Raw records:
___
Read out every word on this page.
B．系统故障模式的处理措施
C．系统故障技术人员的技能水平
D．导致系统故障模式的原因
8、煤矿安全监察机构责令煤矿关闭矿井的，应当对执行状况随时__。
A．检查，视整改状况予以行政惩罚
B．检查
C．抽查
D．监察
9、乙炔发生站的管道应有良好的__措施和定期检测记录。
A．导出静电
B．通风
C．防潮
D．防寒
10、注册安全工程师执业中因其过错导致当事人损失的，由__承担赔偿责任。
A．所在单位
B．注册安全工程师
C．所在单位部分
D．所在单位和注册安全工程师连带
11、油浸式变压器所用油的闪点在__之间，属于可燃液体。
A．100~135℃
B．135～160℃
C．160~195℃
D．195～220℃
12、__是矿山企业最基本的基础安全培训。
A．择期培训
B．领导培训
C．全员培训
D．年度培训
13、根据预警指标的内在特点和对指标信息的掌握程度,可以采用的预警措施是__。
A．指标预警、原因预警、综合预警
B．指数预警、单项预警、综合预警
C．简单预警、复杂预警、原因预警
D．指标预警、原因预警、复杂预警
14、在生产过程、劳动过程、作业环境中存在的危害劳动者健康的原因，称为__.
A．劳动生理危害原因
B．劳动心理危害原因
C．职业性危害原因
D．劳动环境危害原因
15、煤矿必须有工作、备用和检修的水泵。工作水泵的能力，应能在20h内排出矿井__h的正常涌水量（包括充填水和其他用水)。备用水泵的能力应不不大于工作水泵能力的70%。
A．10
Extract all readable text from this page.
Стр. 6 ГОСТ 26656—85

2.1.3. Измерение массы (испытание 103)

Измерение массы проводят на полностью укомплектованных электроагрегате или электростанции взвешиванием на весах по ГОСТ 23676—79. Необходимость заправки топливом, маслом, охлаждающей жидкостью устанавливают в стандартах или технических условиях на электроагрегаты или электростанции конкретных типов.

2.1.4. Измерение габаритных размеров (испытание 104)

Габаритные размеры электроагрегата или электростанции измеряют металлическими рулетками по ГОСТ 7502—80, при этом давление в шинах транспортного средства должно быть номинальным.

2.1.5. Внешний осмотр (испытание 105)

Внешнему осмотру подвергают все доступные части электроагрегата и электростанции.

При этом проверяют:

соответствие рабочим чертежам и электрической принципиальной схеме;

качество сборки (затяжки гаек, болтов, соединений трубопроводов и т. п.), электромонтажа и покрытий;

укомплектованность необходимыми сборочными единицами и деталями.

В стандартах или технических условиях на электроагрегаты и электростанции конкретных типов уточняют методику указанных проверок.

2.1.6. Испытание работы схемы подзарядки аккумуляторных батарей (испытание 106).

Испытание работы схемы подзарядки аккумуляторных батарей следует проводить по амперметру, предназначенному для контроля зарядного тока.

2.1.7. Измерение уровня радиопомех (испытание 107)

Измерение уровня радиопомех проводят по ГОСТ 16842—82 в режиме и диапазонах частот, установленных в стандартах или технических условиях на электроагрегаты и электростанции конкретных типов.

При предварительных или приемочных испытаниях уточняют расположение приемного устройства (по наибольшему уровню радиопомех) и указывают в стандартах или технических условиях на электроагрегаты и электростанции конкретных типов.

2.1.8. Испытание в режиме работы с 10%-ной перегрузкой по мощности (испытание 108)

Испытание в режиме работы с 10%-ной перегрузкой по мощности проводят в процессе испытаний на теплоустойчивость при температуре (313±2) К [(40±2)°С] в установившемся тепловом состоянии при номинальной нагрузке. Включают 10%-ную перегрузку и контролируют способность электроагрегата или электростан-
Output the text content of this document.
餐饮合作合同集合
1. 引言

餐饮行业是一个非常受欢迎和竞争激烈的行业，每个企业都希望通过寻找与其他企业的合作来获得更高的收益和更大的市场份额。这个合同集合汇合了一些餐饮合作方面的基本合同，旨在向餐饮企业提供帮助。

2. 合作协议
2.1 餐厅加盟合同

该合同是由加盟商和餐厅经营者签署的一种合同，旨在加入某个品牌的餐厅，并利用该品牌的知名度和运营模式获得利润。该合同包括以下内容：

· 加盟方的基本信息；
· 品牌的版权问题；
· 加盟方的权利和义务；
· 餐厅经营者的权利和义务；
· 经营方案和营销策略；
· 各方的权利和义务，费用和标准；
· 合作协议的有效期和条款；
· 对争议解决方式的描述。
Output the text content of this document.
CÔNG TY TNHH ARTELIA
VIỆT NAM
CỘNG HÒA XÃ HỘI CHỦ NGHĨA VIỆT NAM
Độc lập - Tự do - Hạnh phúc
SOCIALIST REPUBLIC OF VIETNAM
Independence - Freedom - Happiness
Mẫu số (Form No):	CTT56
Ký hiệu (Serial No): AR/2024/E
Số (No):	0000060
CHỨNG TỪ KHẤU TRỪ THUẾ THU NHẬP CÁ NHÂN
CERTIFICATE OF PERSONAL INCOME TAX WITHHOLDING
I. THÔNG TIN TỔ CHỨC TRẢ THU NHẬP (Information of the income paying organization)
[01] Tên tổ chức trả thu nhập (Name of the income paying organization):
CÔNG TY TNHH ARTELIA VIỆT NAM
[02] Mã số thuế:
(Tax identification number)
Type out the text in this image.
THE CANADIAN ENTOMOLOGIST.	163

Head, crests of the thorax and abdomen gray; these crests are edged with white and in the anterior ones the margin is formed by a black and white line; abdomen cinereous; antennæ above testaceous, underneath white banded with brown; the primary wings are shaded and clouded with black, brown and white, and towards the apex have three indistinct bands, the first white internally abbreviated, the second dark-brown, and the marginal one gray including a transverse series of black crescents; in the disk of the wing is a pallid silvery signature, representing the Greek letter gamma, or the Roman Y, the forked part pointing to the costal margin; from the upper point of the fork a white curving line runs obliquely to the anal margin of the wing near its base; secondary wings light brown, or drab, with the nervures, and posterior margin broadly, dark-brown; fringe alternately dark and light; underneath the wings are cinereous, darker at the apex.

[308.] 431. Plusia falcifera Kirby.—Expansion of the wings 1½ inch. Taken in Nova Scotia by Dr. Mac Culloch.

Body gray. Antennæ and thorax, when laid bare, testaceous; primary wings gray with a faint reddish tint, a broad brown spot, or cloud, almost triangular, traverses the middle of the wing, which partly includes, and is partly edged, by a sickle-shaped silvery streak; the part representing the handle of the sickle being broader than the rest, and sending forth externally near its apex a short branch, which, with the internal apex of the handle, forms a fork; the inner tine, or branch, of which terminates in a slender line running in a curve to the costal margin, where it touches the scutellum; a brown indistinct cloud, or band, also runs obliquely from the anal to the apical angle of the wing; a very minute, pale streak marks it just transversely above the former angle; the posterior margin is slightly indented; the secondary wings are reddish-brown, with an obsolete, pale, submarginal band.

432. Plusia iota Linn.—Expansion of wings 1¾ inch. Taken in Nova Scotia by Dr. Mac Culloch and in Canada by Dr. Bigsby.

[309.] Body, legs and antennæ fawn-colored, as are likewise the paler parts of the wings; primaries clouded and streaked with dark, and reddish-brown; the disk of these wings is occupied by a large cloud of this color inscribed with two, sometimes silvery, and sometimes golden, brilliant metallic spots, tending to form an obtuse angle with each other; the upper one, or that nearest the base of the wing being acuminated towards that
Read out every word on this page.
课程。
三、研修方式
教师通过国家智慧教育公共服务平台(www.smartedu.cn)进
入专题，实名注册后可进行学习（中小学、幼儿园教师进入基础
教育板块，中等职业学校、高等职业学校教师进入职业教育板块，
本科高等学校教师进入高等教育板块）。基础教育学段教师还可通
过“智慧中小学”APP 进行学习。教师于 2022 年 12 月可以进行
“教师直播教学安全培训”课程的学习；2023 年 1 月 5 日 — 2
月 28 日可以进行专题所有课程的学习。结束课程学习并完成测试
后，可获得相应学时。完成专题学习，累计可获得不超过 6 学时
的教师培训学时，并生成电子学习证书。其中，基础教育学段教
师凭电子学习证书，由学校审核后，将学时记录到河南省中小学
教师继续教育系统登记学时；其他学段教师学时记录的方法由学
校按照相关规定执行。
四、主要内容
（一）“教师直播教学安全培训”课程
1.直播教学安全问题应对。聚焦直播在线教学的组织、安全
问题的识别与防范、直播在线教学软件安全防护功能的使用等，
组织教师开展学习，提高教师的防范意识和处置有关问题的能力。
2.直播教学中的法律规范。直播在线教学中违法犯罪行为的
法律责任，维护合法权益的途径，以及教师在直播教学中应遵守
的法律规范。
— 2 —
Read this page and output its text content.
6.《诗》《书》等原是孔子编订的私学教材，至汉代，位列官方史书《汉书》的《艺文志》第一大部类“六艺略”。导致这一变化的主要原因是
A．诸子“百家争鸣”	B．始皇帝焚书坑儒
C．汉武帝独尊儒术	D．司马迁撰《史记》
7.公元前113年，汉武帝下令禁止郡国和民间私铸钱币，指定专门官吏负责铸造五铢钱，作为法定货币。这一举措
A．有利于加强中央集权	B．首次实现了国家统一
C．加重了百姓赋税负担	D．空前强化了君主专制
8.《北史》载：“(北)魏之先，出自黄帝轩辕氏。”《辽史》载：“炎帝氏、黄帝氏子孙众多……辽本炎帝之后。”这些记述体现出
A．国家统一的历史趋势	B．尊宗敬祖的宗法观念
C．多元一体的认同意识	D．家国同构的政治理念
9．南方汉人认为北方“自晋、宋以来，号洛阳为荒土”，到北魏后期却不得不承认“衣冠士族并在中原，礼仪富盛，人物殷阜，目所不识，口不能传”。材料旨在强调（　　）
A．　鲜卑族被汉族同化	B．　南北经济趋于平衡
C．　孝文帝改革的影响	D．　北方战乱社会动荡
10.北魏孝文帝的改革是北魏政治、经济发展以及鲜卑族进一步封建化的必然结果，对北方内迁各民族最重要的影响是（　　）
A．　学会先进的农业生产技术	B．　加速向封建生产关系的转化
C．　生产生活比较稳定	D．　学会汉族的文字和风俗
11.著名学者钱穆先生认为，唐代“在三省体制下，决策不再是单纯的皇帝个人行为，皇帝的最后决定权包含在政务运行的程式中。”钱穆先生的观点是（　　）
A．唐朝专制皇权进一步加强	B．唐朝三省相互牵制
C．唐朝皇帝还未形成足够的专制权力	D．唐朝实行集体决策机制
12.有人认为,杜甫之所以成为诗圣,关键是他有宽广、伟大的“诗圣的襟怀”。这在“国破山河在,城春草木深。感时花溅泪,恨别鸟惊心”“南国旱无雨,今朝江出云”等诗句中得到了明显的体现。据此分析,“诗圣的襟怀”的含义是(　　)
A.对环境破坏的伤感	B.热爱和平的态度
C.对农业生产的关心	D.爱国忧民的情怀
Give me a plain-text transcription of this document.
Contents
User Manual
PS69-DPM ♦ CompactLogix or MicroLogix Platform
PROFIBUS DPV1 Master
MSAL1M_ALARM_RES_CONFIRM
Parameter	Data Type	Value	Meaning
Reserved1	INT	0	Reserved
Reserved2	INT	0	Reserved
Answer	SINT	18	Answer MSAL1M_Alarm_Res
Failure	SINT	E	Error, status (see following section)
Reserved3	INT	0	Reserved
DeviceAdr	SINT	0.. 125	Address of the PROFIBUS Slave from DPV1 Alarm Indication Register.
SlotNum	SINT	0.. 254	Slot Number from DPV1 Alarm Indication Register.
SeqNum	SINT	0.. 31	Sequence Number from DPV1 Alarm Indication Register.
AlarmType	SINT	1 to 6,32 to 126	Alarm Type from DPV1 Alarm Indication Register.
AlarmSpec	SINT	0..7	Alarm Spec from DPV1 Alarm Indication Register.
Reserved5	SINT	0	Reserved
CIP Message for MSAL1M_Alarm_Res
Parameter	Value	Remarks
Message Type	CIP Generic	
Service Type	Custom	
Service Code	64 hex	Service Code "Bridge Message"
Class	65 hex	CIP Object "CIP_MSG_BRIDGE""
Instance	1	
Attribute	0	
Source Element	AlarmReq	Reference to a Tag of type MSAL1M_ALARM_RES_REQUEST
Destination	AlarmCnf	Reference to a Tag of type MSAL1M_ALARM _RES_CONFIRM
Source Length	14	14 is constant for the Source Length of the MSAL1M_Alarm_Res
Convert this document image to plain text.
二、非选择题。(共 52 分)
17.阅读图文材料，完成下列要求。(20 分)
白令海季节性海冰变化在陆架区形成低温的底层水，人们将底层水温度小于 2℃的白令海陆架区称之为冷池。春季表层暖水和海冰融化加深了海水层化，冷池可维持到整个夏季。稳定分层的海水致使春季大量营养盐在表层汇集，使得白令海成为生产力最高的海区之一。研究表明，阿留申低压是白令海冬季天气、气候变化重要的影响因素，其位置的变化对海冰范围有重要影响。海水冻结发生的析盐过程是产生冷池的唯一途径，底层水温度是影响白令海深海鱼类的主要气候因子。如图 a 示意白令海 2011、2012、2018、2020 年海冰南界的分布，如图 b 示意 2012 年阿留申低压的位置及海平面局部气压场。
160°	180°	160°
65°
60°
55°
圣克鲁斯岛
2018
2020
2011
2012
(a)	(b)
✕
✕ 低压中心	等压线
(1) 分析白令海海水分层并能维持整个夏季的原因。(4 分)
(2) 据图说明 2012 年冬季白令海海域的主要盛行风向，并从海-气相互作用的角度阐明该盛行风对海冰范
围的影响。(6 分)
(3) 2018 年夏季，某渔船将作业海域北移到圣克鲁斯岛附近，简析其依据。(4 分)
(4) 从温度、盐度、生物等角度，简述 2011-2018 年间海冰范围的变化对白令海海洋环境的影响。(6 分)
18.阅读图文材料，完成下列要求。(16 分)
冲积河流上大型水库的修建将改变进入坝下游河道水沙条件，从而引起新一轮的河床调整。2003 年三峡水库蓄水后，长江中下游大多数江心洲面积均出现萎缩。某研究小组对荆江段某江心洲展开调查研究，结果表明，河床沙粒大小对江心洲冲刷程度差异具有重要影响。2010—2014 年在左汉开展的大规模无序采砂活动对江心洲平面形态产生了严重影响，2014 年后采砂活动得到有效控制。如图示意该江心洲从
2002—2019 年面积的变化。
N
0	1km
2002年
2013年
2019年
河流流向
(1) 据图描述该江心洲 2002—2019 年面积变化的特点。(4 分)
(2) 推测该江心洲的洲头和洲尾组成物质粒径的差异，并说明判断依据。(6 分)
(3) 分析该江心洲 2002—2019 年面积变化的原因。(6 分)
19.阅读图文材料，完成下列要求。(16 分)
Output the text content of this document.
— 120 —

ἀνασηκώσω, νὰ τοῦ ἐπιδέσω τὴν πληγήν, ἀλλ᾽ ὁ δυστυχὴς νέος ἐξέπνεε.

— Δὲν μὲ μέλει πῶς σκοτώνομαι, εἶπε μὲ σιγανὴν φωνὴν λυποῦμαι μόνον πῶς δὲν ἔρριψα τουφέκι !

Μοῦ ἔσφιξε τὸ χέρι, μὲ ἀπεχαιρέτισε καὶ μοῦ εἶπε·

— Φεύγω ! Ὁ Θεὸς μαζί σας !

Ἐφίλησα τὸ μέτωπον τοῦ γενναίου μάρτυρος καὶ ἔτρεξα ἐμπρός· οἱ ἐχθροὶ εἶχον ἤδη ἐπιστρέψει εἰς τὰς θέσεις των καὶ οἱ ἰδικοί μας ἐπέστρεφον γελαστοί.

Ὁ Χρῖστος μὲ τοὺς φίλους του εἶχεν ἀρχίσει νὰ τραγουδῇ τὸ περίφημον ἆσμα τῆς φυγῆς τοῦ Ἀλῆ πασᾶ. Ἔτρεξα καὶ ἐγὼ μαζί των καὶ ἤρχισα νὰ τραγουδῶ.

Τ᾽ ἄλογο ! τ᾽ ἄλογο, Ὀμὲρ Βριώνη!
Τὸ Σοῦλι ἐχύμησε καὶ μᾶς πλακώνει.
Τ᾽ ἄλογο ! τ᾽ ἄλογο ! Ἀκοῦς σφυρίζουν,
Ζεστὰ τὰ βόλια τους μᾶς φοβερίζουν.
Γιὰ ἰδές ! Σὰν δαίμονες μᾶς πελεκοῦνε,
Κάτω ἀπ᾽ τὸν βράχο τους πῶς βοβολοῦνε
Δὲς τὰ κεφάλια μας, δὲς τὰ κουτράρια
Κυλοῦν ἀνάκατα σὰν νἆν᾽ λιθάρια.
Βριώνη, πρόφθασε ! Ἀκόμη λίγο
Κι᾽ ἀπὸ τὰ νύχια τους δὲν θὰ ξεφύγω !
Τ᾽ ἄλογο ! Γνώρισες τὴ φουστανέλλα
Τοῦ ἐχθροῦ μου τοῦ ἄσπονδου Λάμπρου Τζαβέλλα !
___
§ **What is expected**
Copy every line in the records above that contains the word "完成下列要求".

§ **Result of the task**
17.阅读图文材料，完成下列要求。(20 分)
18.阅读图文材料，完成下列要求。(16 分)
19.阅读图文材料，完成下列要求。(16 分)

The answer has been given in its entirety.